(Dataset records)

◆ ◆ ◆ ◆ ◆ ◆ ◆

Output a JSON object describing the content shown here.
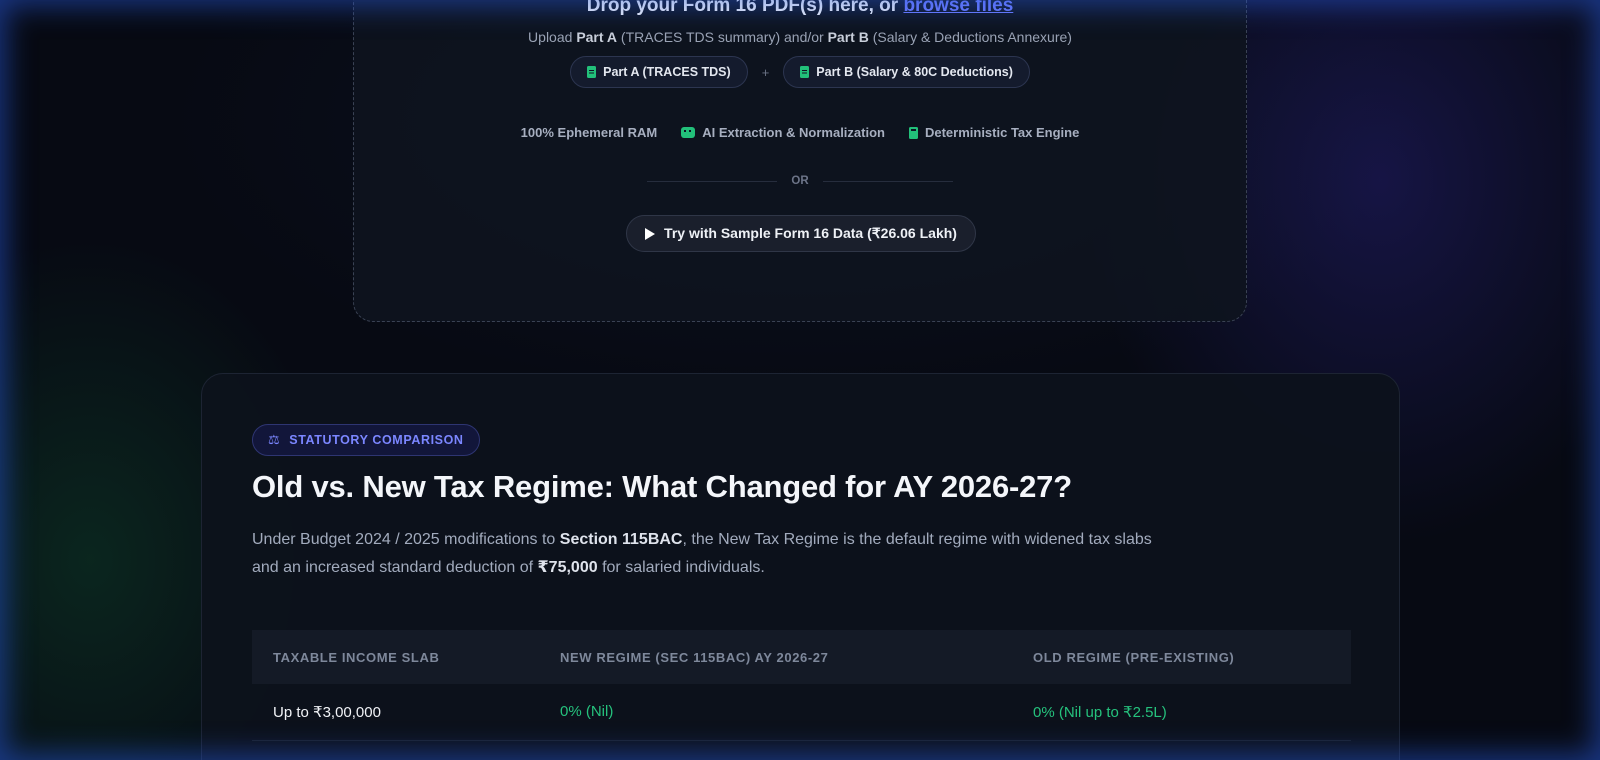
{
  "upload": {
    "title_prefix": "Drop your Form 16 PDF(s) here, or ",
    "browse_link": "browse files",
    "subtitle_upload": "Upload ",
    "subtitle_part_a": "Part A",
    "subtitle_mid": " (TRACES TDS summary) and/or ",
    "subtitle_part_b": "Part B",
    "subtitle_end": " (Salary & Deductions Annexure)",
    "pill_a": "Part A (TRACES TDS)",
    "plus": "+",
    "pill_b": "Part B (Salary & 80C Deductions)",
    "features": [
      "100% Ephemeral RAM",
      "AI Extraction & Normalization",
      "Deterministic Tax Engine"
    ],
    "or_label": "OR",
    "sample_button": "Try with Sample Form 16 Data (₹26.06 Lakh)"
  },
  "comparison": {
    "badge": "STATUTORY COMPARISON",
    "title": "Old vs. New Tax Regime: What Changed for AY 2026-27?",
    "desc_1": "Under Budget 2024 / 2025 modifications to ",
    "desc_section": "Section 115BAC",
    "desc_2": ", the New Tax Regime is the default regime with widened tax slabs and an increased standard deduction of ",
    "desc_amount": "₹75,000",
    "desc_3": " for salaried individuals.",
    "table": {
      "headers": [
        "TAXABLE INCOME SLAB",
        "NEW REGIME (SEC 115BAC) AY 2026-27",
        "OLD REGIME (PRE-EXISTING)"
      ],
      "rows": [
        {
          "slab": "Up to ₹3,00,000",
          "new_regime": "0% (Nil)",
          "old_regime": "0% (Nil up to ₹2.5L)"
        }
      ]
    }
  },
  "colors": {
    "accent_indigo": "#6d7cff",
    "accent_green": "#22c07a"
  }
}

◆ ◆ ◆ ◆ ◆ ◆ ◆

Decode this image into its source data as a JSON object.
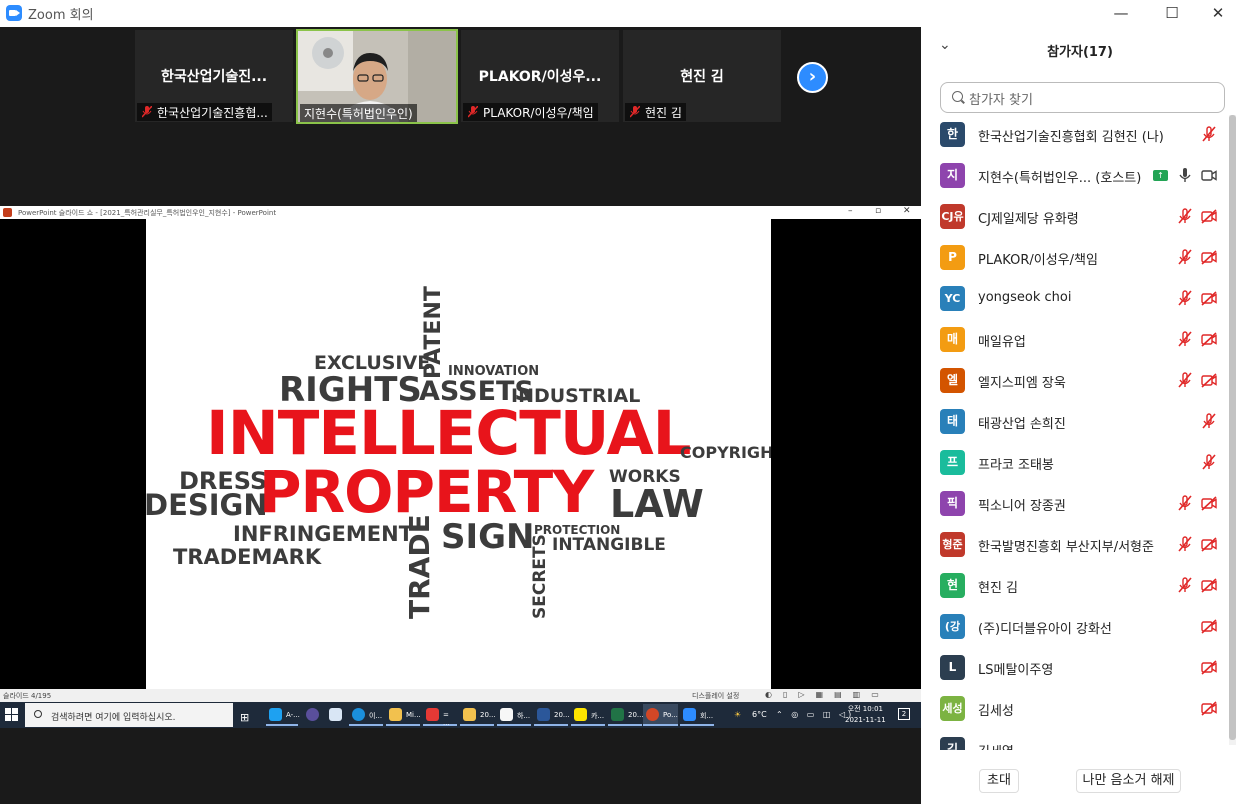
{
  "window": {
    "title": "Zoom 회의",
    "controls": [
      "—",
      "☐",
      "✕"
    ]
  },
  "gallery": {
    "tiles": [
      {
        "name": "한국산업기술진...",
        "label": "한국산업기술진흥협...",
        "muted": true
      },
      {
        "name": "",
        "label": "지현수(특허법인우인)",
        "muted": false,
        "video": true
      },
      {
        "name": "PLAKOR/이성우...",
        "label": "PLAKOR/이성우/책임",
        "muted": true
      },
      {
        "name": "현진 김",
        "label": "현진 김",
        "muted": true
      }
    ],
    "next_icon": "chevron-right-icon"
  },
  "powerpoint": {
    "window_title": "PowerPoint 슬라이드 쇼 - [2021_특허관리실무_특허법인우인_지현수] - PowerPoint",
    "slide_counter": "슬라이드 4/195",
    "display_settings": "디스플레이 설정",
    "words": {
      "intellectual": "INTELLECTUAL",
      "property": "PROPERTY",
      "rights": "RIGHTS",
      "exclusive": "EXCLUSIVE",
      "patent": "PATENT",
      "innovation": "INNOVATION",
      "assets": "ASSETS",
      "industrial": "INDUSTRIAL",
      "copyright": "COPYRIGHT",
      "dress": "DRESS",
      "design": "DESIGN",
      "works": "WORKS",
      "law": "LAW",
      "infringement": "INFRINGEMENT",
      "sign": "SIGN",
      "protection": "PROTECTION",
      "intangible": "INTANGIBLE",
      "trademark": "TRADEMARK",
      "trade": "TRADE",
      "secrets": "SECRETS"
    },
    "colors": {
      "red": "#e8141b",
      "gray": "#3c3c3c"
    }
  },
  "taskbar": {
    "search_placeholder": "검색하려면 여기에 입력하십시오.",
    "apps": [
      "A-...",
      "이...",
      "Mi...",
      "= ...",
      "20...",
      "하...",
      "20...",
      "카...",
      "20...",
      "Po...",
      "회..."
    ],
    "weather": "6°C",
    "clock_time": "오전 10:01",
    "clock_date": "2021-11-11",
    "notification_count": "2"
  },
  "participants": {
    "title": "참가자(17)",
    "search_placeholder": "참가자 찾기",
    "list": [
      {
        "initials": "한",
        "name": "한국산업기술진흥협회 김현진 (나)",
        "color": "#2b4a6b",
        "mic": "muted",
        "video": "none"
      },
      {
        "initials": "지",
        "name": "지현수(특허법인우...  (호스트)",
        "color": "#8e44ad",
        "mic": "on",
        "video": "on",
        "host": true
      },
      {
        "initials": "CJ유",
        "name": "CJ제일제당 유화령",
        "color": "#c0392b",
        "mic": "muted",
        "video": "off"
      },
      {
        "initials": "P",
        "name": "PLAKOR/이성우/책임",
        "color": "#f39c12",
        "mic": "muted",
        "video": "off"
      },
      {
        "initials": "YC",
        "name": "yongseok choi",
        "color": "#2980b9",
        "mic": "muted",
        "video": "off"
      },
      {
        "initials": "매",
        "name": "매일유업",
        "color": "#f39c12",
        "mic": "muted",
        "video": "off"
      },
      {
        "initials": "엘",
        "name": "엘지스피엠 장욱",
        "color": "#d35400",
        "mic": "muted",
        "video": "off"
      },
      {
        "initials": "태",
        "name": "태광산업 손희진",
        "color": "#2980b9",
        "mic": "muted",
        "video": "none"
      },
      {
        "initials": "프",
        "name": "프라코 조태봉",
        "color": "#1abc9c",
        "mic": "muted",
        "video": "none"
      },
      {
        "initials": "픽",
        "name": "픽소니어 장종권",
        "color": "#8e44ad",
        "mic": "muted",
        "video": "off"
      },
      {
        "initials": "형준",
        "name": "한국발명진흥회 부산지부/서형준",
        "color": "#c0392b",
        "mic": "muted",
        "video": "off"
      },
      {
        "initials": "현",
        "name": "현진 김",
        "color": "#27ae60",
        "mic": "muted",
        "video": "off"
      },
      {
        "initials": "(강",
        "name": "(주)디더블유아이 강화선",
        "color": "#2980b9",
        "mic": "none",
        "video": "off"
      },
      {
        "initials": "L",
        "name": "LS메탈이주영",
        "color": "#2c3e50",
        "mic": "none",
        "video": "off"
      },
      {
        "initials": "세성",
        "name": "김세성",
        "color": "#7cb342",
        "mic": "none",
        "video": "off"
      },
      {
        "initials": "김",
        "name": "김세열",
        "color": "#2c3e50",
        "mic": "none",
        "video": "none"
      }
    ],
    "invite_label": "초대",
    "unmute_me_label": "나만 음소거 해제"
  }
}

◆ ◆ ◆ ◆ ◆ ◆ ◆

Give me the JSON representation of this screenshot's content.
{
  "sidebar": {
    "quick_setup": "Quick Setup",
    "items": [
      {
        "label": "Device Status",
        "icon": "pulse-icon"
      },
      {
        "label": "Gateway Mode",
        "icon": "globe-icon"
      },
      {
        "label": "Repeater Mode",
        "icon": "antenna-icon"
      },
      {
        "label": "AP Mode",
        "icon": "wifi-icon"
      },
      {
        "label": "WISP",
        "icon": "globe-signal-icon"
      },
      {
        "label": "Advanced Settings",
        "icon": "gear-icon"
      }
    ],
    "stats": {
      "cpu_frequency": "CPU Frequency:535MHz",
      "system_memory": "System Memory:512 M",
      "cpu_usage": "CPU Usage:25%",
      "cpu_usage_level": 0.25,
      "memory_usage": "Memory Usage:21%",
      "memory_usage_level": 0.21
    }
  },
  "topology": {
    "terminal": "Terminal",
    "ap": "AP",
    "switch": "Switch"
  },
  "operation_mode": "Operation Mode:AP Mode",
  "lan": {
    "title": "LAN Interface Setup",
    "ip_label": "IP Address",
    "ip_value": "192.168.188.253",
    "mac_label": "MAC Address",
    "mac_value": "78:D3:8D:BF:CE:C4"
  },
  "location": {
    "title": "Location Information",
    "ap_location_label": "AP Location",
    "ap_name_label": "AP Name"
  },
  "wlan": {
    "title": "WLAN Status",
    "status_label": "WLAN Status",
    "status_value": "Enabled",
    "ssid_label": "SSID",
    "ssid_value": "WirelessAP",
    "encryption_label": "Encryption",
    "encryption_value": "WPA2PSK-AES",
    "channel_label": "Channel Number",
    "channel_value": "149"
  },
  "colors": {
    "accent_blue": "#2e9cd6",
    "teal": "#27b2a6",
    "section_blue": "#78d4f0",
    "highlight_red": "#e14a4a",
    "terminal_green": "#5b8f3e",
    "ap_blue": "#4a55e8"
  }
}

◆ ◆ ◆ ◆ ◆ ◆ ◆

▶ _Direction_
Pull out all lines containing "JSON".

▶ _Answer to this exercise_
Output a JSON object describing the content shown here.
Decode this image into its source data as a JSON object.
Give me the JSON representation of this screenshot's content.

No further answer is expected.